[Stored entries]
┌──

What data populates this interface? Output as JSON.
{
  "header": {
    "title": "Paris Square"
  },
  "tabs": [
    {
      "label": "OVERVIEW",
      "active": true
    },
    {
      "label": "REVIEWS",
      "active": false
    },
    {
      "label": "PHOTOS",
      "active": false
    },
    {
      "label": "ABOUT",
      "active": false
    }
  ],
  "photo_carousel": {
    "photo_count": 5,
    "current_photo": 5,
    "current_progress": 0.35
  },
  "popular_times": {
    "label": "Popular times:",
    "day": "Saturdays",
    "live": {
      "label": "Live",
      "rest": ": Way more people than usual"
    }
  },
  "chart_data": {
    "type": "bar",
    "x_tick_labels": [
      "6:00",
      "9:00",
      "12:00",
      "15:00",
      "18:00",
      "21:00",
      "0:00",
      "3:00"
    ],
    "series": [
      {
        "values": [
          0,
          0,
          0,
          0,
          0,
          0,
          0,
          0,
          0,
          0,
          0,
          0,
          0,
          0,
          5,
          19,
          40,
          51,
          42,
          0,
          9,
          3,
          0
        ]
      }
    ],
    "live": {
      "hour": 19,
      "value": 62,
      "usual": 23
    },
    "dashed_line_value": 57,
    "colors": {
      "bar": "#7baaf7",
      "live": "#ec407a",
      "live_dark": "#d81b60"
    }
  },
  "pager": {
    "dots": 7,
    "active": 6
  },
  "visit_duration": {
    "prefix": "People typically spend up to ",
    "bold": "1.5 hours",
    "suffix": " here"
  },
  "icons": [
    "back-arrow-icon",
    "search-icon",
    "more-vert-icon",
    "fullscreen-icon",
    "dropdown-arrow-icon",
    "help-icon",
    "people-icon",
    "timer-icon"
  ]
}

└──

• _Written exercise_
In the records above, locate the lines holding the word "arrow". Copy each of them.

• _Result_
    "back-arrow-icon",
    "dropdown-arrow-icon",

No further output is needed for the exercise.